Amid deep and general manifestation of mourning, the funeral of the late Mr W. Quine, H.K., took place on Thursday May 9th. There was a large gathering at Silverdale, deceased's residence, all classes of the community being well represented. As the coffin containing the body was brought out of the house, the hymn "There is a land of pure delight" was given out by Mr Joseph Qualtrough, one of Mr Quine's colleagues in the representation of Rushen Sheading in the House of Keys, and the assemblage joined feelingly in singing the well-known sacred melody. The cortege proceeded by way of Foxdale and St. John's to Peel Cemetery, where the interment took place, and near St. John's the procession was joined by a large number of people who had travelled from Douglas and other parts of the Island to pay their last tribute of respect. Among these were Mr A. W. Moore, C.V.O. (Speaker of the House of Keys), Mr Dalrymple Maitland, H.K. (Deputy Speaker), Mr J. Qualtrough, H.K., Mr T. C. Kinnish, H.K., Mr P. Cadman, H.K., Col. Moore, H.K., Mr T. Moore, C.P., Mr R. D. Gelling (secretary to the House of Keys), the Castletown Circuit (Wesleyan) ministers, etc. The service in the cemetery was conducted by the Rev Canon Kewley, Vicar of Arbory, who is an old friend of deceased's family. The chief mourners were the Rev John Quine and his two sons, Dr Quine (Manchester), Mr W. Quine (Douglas), Mr T. F. Quine (Ballasalla), Mr Richard Quine (Douglas), and Mr T. Champion (Douglas).
+---+
[Goal 1]
Answer these questions about the funeral report:
(a) In which cemetery did the interment take place?
(b) Who conducted the service in the cemetery?
(c) Who gave out the hymn as the coffin was brought out of the house?

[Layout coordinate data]
+---+
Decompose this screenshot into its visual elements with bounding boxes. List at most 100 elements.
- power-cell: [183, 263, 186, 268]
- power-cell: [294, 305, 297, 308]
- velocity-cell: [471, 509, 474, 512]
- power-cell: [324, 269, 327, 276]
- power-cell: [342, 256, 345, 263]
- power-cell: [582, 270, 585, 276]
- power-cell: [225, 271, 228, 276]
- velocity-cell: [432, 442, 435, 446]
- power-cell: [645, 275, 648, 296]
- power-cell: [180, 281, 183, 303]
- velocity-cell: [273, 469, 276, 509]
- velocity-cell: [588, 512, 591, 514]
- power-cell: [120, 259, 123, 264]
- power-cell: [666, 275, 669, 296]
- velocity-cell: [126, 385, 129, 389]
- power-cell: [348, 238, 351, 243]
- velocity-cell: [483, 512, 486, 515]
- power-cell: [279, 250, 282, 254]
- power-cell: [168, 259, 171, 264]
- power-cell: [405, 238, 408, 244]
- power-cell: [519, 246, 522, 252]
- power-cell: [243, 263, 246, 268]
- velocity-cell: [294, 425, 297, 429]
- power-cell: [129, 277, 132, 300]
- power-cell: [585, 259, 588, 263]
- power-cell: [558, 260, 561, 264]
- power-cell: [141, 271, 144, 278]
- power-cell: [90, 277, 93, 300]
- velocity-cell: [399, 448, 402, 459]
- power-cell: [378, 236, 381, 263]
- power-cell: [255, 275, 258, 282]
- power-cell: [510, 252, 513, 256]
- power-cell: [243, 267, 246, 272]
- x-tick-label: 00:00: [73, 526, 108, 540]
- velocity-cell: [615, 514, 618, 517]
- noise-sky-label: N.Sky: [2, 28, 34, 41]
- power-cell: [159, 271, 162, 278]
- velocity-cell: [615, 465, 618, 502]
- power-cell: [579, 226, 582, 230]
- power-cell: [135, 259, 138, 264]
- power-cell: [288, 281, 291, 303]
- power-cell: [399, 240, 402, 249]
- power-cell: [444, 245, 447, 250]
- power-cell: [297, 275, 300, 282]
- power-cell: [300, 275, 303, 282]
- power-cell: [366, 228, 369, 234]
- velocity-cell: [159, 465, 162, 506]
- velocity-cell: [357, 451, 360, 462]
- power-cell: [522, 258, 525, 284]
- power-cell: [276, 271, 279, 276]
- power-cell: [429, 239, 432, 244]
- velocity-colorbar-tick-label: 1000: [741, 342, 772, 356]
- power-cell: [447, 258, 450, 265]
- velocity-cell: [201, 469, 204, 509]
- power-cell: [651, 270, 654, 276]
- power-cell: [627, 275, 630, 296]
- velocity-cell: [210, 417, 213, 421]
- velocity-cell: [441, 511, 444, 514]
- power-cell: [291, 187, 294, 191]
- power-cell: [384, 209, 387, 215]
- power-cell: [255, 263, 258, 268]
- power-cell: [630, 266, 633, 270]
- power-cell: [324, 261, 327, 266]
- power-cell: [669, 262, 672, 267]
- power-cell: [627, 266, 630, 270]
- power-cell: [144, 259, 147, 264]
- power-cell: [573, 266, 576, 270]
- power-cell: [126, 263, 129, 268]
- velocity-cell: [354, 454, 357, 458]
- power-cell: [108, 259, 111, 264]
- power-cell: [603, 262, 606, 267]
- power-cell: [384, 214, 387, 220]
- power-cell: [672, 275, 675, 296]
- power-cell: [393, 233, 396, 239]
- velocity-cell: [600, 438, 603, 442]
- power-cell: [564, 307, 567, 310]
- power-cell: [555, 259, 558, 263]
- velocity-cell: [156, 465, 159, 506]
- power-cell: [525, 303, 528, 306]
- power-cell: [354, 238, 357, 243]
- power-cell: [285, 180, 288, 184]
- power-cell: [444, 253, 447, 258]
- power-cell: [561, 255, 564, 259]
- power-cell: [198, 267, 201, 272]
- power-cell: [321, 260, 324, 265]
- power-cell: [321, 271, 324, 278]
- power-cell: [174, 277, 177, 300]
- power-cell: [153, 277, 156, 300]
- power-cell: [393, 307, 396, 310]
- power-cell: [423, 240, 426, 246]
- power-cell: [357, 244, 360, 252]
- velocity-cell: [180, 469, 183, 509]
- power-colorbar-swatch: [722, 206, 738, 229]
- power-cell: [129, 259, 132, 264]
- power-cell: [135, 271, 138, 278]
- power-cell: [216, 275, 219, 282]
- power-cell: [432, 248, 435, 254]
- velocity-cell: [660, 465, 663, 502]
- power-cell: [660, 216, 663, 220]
+---+
[Goal 2] Please extract, unchanged, the stretch of the layout coordinate data entries from the start of the entries through the line containing "- power-cell: [243, 267, 246, 272]", with both ends included.

[Final result 1]
(a) Peel Cemetery
(b) The Rev Canon Kewley, Vicar of Arbory
(c) Mr Joseph Qualtrough

[Final result 2]
Decompose this screenshot into its visual elements with bounding boxes. List at most 100 elements.
- power-cell: [183, 263, 186, 268]
- power-cell: [294, 305, 297, 308]
- velocity-cell: [471, 509, 474, 512]
- power-cell: [324, 269, 327, 276]
- power-cell: [342, 256, 345, 263]
- power-cell: [582, 270, 585, 276]
- power-cell: [225, 271, 228, 276]
- velocity-cell: [432, 442, 435, 446]
- power-cell: [645, 275, 648, 296]
- power-cell: [180, 281, 183, 303]
- velocity-cell: [273, 469, 276, 509]
- velocity-cell: [588, 512, 591, 514]
- power-cell: [120, 259, 123, 264]
- power-cell: [666, 275, 669, 296]
- velocity-cell: [126, 385, 129, 389]
- power-cell: [348, 238, 351, 243]
- velocity-cell: [483, 512, 486, 515]
- power-cell: [279, 250, 282, 254]
- power-cell: [168, 259, 171, 264]
- power-cell: [405, 238, 408, 244]
- power-cell: [519, 246, 522, 252]
- power-cell: [243, 263, 246, 268]
- velocity-cell: [294, 425, 297, 429]
- power-cell: [129, 277, 132, 300]
- power-cell: [585, 259, 588, 263]
- power-cell: [558, 260, 561, 264]
- power-cell: [141, 271, 144, 278]
- power-cell: [90, 277, 93, 300]
- velocity-cell: [399, 448, 402, 459]
- power-cell: [378, 236, 381, 263]
- power-cell: [255, 275, 258, 282]
- power-cell: [510, 252, 513, 256]
- power-cell: [243, 267, 246, 272]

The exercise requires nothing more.